What the task asks |
Identify the lines that contain the string "right" and copy all of them.

Task material |
******************************

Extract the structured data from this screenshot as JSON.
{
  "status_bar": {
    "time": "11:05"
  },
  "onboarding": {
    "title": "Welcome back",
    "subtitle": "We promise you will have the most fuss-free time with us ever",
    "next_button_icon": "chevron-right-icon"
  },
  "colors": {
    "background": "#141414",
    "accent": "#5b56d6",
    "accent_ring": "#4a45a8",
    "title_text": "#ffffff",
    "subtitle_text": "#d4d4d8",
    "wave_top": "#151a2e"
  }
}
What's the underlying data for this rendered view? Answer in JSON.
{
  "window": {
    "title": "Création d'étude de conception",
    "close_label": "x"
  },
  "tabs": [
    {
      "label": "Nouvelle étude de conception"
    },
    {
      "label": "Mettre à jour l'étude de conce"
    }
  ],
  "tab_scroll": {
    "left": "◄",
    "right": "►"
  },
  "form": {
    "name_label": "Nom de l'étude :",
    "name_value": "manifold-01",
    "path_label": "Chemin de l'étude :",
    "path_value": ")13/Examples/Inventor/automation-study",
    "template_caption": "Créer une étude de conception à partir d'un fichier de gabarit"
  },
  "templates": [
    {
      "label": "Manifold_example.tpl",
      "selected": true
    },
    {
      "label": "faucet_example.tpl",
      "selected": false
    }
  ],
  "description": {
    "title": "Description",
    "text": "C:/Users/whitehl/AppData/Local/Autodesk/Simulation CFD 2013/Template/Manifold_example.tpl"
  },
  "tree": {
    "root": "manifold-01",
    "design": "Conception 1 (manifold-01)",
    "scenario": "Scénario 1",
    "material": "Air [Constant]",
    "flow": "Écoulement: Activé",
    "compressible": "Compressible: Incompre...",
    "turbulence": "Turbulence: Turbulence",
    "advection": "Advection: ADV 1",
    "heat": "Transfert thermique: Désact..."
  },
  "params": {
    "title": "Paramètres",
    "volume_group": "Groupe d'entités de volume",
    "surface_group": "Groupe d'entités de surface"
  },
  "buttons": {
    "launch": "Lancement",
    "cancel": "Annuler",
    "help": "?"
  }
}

******************************

Response for this exercise |
    "next_button_icon": "chevron-right-icon"
    "right": "►"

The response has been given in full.